> [MATERIAL PROVIDED]

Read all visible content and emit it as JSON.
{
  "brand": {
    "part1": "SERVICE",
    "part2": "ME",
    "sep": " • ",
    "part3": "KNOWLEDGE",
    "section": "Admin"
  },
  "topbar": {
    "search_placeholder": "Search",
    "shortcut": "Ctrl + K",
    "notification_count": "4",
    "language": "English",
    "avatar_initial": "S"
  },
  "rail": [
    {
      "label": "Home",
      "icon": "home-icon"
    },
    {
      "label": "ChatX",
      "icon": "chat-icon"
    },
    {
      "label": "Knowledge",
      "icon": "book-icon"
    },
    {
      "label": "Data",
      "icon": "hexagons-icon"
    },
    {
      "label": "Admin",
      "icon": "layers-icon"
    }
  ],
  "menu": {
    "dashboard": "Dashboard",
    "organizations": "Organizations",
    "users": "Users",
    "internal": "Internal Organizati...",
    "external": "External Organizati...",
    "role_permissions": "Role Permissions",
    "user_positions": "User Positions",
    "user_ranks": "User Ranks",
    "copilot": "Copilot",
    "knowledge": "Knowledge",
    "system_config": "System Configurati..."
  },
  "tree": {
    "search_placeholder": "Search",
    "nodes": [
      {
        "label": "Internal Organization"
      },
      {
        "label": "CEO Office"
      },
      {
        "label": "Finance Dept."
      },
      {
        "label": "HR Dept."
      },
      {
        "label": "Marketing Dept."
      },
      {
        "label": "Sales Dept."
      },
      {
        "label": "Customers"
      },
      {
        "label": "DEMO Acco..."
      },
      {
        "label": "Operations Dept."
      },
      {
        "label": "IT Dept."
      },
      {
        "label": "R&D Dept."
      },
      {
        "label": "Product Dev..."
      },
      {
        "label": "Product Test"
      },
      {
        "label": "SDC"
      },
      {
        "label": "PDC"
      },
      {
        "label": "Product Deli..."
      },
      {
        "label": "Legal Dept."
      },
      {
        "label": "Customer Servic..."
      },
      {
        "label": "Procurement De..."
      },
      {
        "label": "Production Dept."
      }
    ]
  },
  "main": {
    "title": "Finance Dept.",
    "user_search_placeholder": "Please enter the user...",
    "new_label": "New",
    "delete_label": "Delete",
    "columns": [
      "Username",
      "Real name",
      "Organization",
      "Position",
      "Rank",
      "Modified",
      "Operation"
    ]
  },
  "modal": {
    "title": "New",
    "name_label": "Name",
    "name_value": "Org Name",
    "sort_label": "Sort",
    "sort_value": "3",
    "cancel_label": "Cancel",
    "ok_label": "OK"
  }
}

> [WHAT THE TASK REQUIRES]
Go through the material above and count the lines that contain "icon"; answer with the number alone.

> [RESPONSE TO THIS EXERCISE]
5